Exercise goal: From the entries below, please gather each line containing the string "Wind".

Supplied material:
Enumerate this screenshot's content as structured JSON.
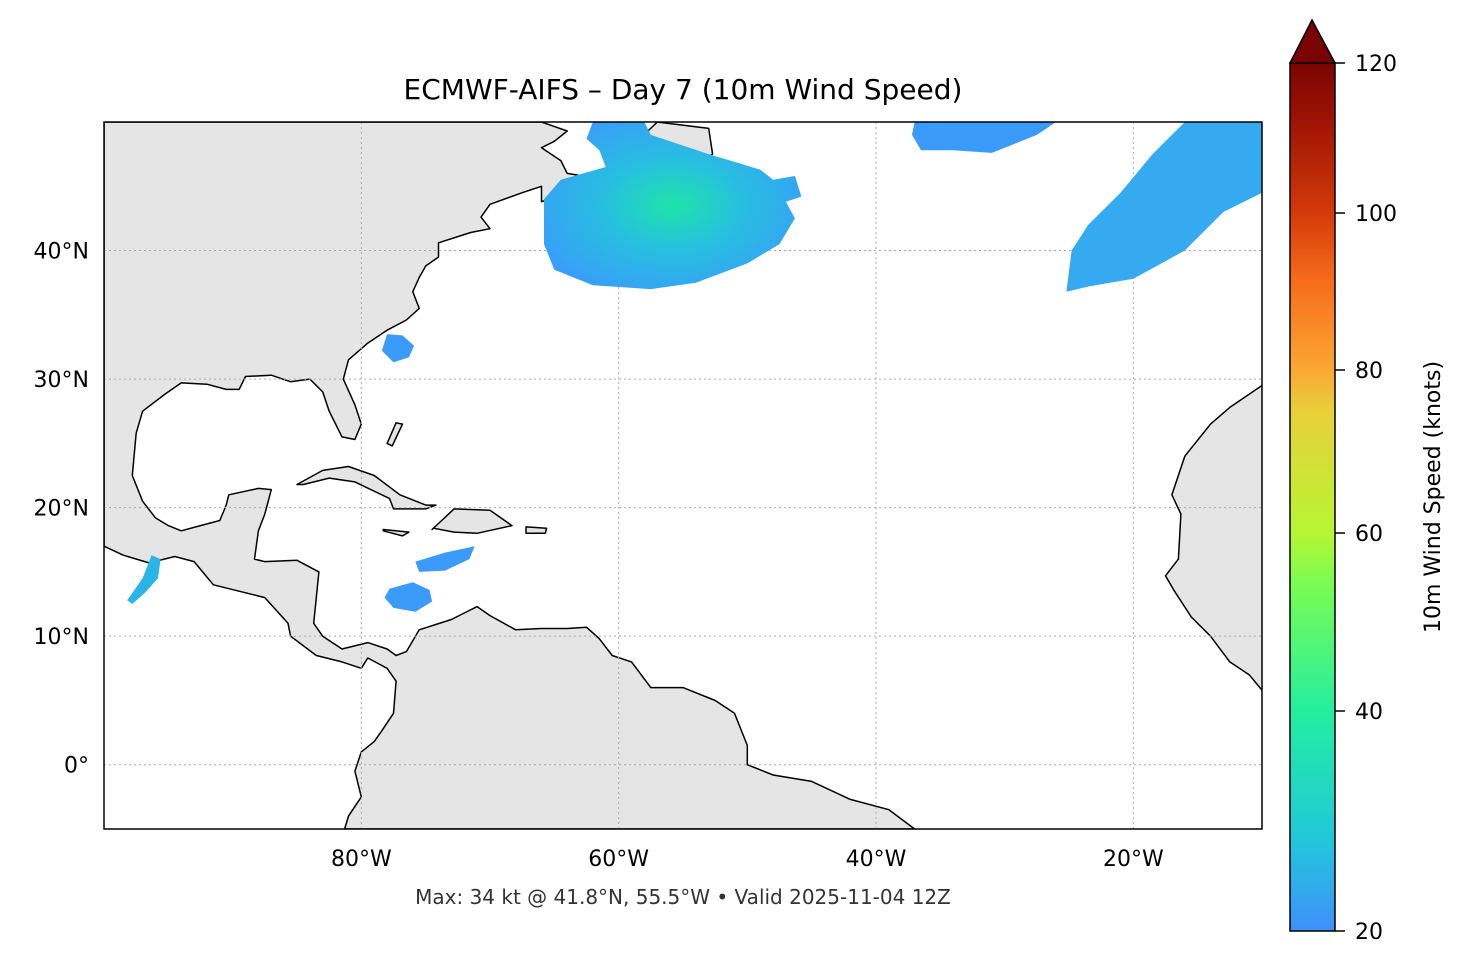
{
  "title": "ECMWF-AIFS – Day 7 (10m Wind Speed)",
  "footer": "Max: 34 kt @ 41.8°N, 55.5°W • Valid 2025-11-04 12Z",
  "map": {
    "projection": "PlateCarree",
    "extent_lon": [
      -100,
      -10
    ],
    "extent_lat": [
      -5,
      50
    ],
    "gridlines": "dotted",
    "land_color": "#e5e5e5",
    "ocean_color": "#ffffff",
    "lon_ticks": [
      {
        "value": -80,
        "label": "80°W"
      },
      {
        "value": -60,
        "label": "60°W"
      },
      {
        "value": -40,
        "label": "40°W"
      },
      {
        "value": -20,
        "label": "20°W"
      }
    ],
    "lat_ticks": [
      {
        "value": 40,
        "label": "40°N"
      },
      {
        "value": 30,
        "label": "30°N"
      },
      {
        "value": 20,
        "label": "20°N"
      },
      {
        "value": 10,
        "label": "10°N"
      },
      {
        "value": 0,
        "label": "0°"
      }
    ],
    "max_point": {
      "speed_kt": 34,
      "lat": 41.8,
      "lon": -55.5
    }
  },
  "colorbar": {
    "label": "10m Wind Speed (knots)",
    "colormap": "turbo",
    "range": [
      20,
      120
    ],
    "extend": "max",
    "ticks": [
      {
        "value": 120,
        "label": "120"
      },
      {
        "value": 100,
        "label": "100"
      },
      {
        "value": 80,
        "label": "80"
      },
      {
        "value": 60,
        "label": "60"
      },
      {
        "value": 40,
        "label": "40"
      },
      {
        "value": 20,
        "label": "20"
      }
    ],
    "colors": [
      "#3f8ffa",
      "#22c5dc",
      "#22eea0",
      "#7afc52",
      "#c4f132",
      "#f3c33a",
      "#fb8f28",
      "#de4a0d",
      "#a81403",
      "#7a0403"
    ]
  }
}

Exercise answer:
  "title": "ECMWF-AIFS – Day 7 (10m Wind Speed)",
    "label": "10m Wind Speed (knots)",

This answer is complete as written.